What to do -
A. Shorten the paragraph beginning "Bach scored the work festively" from the passage on Bach's Christmas cantata below into a brief bulleted list that keeps its main facts.
B. Write the next part of the passage on Bach's Christmas cantata below, starting after its final sentence about the prescribed readings.

Passage given -
>>>
Unser Mund sei voll Lachens (May our mouth be full of laughter), 110, is a church cantata by Johann Sebastian Bach. He composed the Christmas cantata in Leipzig for Christmas Day and first performed it on 25 December 1725.

Bach composed the cantata in his third year as Thomaskantor in Leipzig. He used a text by Georg Christian Lehms, which was published already in 1711. The text has no recitatives alternating with arias, but instead three biblical quotations, opening with verses from Psalm 126, then a verse from the Book of Jeremiah about God's greatness, and finally the angels' song from the Nativity according to the Gospel of Luke. The closing chorale is taken from Caspar Füger's "Wir Christenleut".

Bach scored the work festively for four vocal soloists, a four-part choir and a Baroque instrumental ensemble of trumpets and timpani, transverse flutes, different kinds of oboe, strings and basso continuo including bassoon. He derived the first chorus, in the style of a French overture, from the overture to his fourth Orchestral Suite, embedding vocal parts in its fast middle section. The song of the angels is based on the Christmas interpolation Virga Jesse Floruit of his Magnificat in E-flat major, BWV 243a. He chose obbligato instruments to differentiate the character of the three arias: two flutes with the tenor expressing the "lowly birth", oboe d'amore with the alto, representing God's love, and trumpet, oboes and strings with the bass for his call to sing songs of joy together. Bach led the Thomanerchor in the first performances on Christmas Day, one in the Nikolaikirche and one in the Thomaskirche.

History and words 
Bach composed the cantata in his third year as Thomaskantor in Leipzig for Christmas Day, the first day of a Christmas celebration which lasted for three days. The prescribed readings for the feast day were from the Epistle of Titus, "God's mercy appeared" () or from Isaiah, "Unto us a child is born" (), and from the Gospel of Luke, the Nativity, Annunciation to the shepherds and the angels' song ().
<<<
Element and coordinate records:
>>>
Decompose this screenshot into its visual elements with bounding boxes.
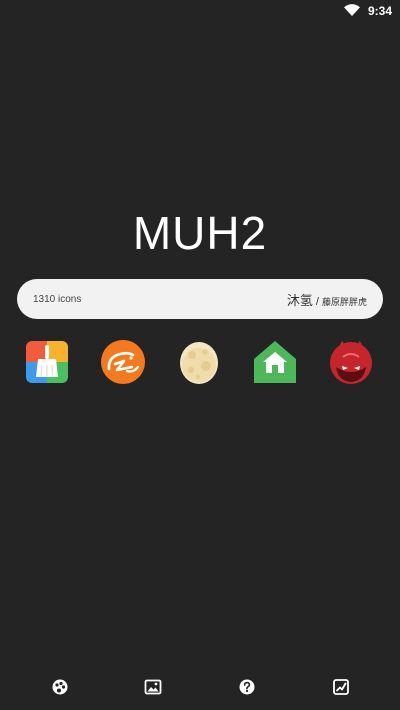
credits: 沐氢 / 藤原胖胖虎 xyxy=(287,290,367,309)
egg-icon[interactable] xyxy=(176,339,222,385)
bottom-nav xyxy=(0,678,400,702)
page-title: MUH2 xyxy=(132,207,268,259)
wallpaper-tab-icon[interactable] xyxy=(144,678,162,696)
apply-tab-icon[interactable] xyxy=(332,678,350,696)
home-icon[interactable] xyxy=(252,339,298,385)
status-clock: 9:34 xyxy=(367,4,392,18)
cleaner-broom-icon[interactable] xyxy=(24,339,70,385)
credit-separator: / xyxy=(315,295,319,308)
icon-count-label: 1310 icons xyxy=(33,293,82,305)
status-bar: 9:34 xyxy=(0,0,400,22)
featured-icon-row xyxy=(24,339,376,385)
icons-tab-icon[interactable] xyxy=(51,678,69,696)
antutu-devil-icon[interactable] xyxy=(328,339,374,385)
request-tab-icon[interactable] xyxy=(238,678,256,696)
credit-author: 沐氢 xyxy=(286,292,313,308)
info-bar[interactable]: 1310 icons 沐氢 / 藤原胖胖虎 xyxy=(17,279,383,319)
wifi-icon xyxy=(344,4,360,16)
credit-coauthor: 藤原胖胖虎 xyxy=(321,296,367,307)
alibaba-icon[interactable] xyxy=(100,339,146,385)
<<<
Task answers -
A.
- Scoring: four vocal soloists, a four-part choir, and a Baroque ensemble of trumpets and timpani, transverse flutes, various oboes, strings, and basso continuo with bassoon.
- First chorus: taken from the overture to Bach's fourth Orchestral Suite in the style of a French overture, with vocal parts added to its fast middle section.
- Angels' song: based on the Christmas interpolation Virga Jesse Floruit from the Magnificat in E-flat major, BWV 243a.
- Arias, each marked by its own obbligato instruments:
  - Tenor with two flutes, for the "lowly birth"
  - Alto with oboe d'amore, for God's love
  - Bass with trumpet, oboes, and strings, for the call to sing songs of joy
- First performances: Bach led the Thomanerchor on Christmas Day, once in the Nikolaikirche and once in the Thomaskirche.

B.
In 1723, his first year in Leipzig, Bach had composed no new cantata for Christmas Day, but revived Christen, ätzet diesen Tag, BWV 63, on a text of free poetry without any biblical or chorale content. That year, he composed new works for the second and third feast day. In 1724, his second year, he composed three chorale cantatas for the three feast days, beginning with Gelobet seist du, Jesu Christ, BWV 91. In his third year, Bach used a cantata text by Georg Christian Lehms, which was published already in 1711 in Darmstadt in the collection Gottgefälliges Kirchen-Opffer. The librettist began with a quotation of two verses from Psalm 126 which deals with the hope for delivery of Jerusalem, "When the Lord turned again the captivity of Zion, we were like them that dream.", and the joyful reaction (). The poet included for a recitative a verse from the Book of Jeremiah, praising God's greatness (), and he quoted from the Christmas story in the Gospel of Luke the singing of the angels (). In this early text, three biblical quotations alternate with arias. The closing chorale is the fifth stanza of Caspar Füger's hymn "Wir Christenleut".

Bach led the Thomanerchor in the first performance in the morning of Christmas Day in the Nikolaikirche, repeated in the afternoon in the Thomaskirche. He led at least one more performance between 1728 and 1731.

Some Bach scholars believed that the cantata was written in 1734 for the end of the War of the Polish Succession, but the discovery of the printed text showed that it was not related. The cantata was not published until 1876 when it appeared in the Bach Gesellschaft Ausgabe, the first complete edition of the composer's works.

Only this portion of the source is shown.